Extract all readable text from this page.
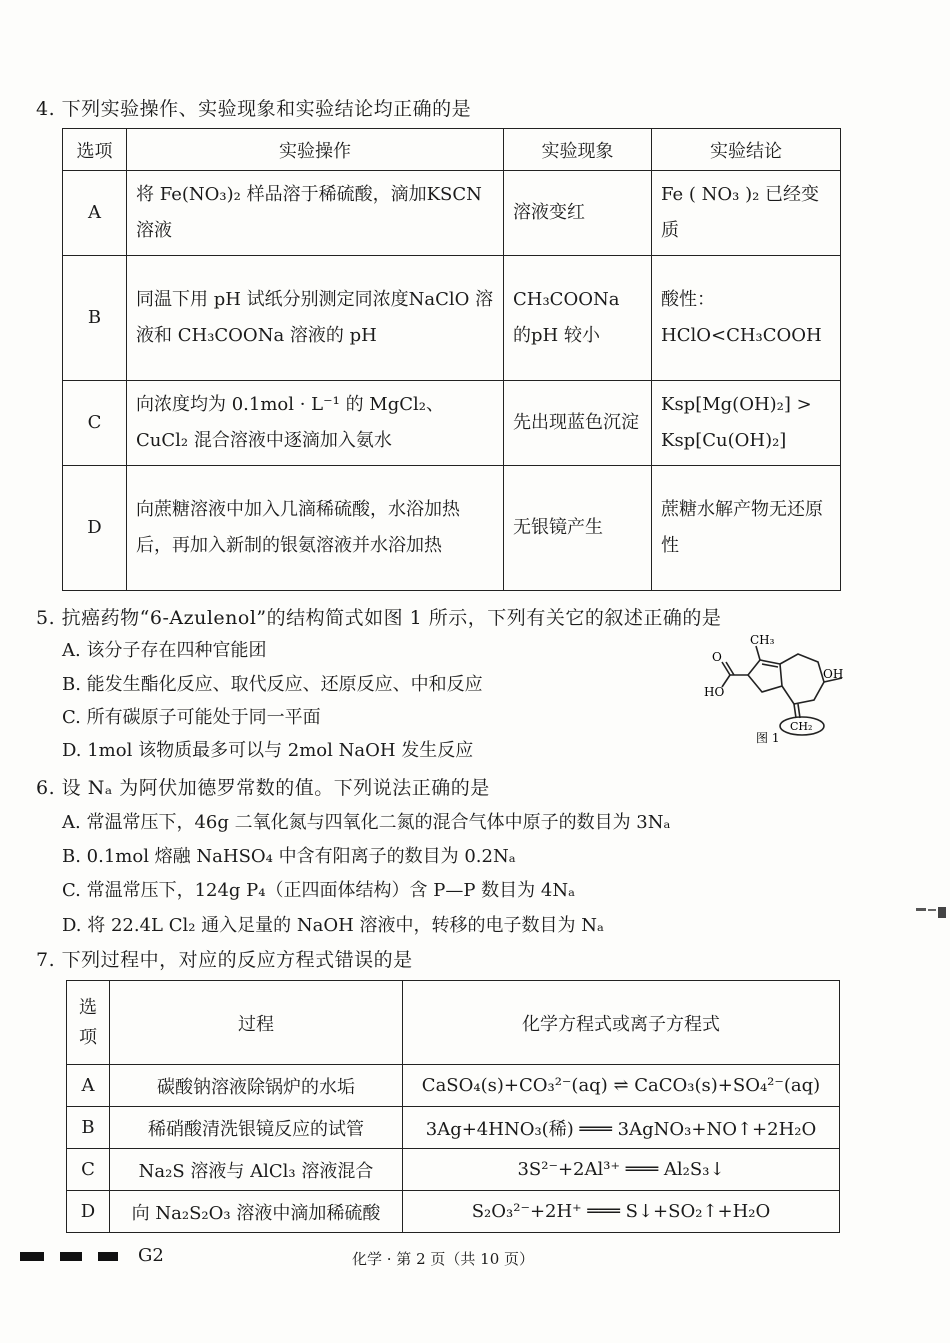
4. 下列实验操作、实验现象和实验结论均正确的是
选项	实验操作	实验现象	实验结论
A	将 Fe(NO₃)₂ 样品溶于稀硫酸，滴加KSCN 溶液	溶液变红	Fe ( NO₃ )₂ 已经变质
B	同温下用 pH 试纸分别测定同浓度NaClO 溶液和 CH₃COONa 溶液的 pH	CH₃COONa 的pH 较小	酸性：HClO<CH₃COOH
C	向浓度均为 0.1mol · L⁻¹ 的 MgCl₂、CuCl₂ 混合溶液中逐滴加入氨水	先出现蓝色沉淀	Ksp[Mg(OH)₂] > Ksp[Cu(OH)₂]
D	向蔗糖溶液中加入几滴稀硫酸，水浴加热后，再加入新制的银氨溶液并水浴加热	无银镜产生	蔗糖水解产物无还原性
5. 抗癌药物“6-Azulenol”的结构简式如图 1 所示，下列有关它的叙述正确的是
A. 该分子存在四种官能团
B. 能发生酯化反应、取代反应、还原反应、中和反应
C. 所有碳原子可能处于同一平面
D. 1mol 该物质最多可以与 2mol NaOH 发生反应
CH₃
O
HO
OH
CH₂
图 1
6. 设 Nₐ 为阿伏加德罗常数的值。下列说法正确的是
A. 常温常压下，46g 二氧化氮与四氧化二氮的混合气体中原子的数目为 3Nₐ
B. 0.1mol 熔融 NaHSO₄ 中含有阳离子的数目为 0.2Nₐ
C. 常温常压下，124g P₄（正四面体结构）含 P—P 数目为 4Nₐ
D. 将 22.4L Cl₂ 通入足量的 NaOH 溶液中，转移的电子数目为 Nₐ
7. 下列过程中，对应的反应方程式错误的是
选项	过程	化学方程式或离子方程式
A	碳酸钠溶液除锅炉的水垢	CaSO₄(s)+CO₃²⁻(aq) ⇌ CaCO₃(s)+SO₄²⁻(aq)
B	稀硝酸清洗银镜反应的试管	3Ag+4HNO₃(稀) ═══ 3AgNO₃+NO↑+2H₂O
C	Na₂S 溶液与 AlCl₃ 溶液混合	3S²⁻+2Al³⁺ ═══ Al₂S₃↓
D	向 Na₂S₂O₃ 溶液中滴加稀硫酸	S₂O₃²⁻+2H⁺ ═══ S↓+SO₂↑+H₂O
G2	化学 · 第 2 页（共 10 页）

Required task:
All lines that include "常温常压下" are to be gathered and copied.

Exercise answer:
A. 常温常压下，46g 二氧化氮与四氧化二氮的混合气体中原子的数目为 3Nₐ
C. 常温常压下，124g P₄（正四面体结构）含 P—P 数目为 4Nₐ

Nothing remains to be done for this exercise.